_EXERCISE INSTRUCTIONS_: Using the data below, tally the lines that include the string "сообщения". Only the number is wanted.

Excerpt from a dataset
⟨
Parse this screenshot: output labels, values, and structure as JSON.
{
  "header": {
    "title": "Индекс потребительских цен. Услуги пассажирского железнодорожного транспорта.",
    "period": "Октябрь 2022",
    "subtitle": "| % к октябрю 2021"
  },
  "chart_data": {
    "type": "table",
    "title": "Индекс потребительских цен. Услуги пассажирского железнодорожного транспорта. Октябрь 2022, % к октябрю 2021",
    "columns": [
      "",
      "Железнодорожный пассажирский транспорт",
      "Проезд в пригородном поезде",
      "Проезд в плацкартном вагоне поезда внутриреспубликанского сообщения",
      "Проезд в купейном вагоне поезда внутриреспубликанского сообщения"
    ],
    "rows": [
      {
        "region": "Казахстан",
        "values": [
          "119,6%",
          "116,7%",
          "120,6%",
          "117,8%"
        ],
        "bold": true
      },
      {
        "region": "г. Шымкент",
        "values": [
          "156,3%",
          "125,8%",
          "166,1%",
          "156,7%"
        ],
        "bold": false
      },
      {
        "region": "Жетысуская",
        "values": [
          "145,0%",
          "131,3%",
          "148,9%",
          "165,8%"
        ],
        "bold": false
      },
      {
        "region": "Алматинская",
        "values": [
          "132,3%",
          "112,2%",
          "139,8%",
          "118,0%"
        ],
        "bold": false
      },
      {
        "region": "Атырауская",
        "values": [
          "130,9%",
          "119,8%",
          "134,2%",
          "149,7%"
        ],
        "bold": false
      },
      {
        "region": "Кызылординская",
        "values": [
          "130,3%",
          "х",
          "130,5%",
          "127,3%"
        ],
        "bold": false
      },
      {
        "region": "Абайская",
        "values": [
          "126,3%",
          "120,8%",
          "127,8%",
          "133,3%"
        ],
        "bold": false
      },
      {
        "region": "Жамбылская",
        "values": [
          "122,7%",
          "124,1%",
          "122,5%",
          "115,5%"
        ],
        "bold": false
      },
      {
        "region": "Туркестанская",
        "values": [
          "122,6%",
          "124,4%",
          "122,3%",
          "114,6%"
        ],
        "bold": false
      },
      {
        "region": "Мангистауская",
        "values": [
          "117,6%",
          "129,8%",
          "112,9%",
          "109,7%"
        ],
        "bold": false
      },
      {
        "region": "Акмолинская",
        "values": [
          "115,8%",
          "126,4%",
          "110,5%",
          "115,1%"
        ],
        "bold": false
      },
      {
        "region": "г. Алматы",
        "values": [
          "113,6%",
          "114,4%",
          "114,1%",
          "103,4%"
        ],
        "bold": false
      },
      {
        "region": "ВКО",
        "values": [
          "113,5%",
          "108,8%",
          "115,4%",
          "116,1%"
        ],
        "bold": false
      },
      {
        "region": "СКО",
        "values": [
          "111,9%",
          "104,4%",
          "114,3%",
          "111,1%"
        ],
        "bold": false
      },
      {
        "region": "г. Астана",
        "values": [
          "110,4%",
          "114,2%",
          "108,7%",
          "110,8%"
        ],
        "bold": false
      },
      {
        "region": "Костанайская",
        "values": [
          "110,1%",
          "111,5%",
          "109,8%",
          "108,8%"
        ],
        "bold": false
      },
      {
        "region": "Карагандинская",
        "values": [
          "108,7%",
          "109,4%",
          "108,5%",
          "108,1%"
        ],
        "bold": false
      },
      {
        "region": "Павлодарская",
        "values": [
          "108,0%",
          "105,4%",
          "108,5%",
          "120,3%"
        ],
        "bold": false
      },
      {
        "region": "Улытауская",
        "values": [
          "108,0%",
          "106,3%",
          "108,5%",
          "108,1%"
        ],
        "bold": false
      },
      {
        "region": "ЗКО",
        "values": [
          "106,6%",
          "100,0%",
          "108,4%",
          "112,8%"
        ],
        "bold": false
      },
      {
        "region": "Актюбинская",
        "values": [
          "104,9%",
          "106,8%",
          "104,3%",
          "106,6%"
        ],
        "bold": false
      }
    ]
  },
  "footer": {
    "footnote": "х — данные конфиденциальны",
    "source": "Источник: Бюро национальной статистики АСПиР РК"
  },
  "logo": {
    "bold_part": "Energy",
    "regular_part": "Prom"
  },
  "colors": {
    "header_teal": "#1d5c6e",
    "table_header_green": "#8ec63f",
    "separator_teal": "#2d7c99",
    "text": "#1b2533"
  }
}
⟩
_COMPLETED EXERCISE_: 2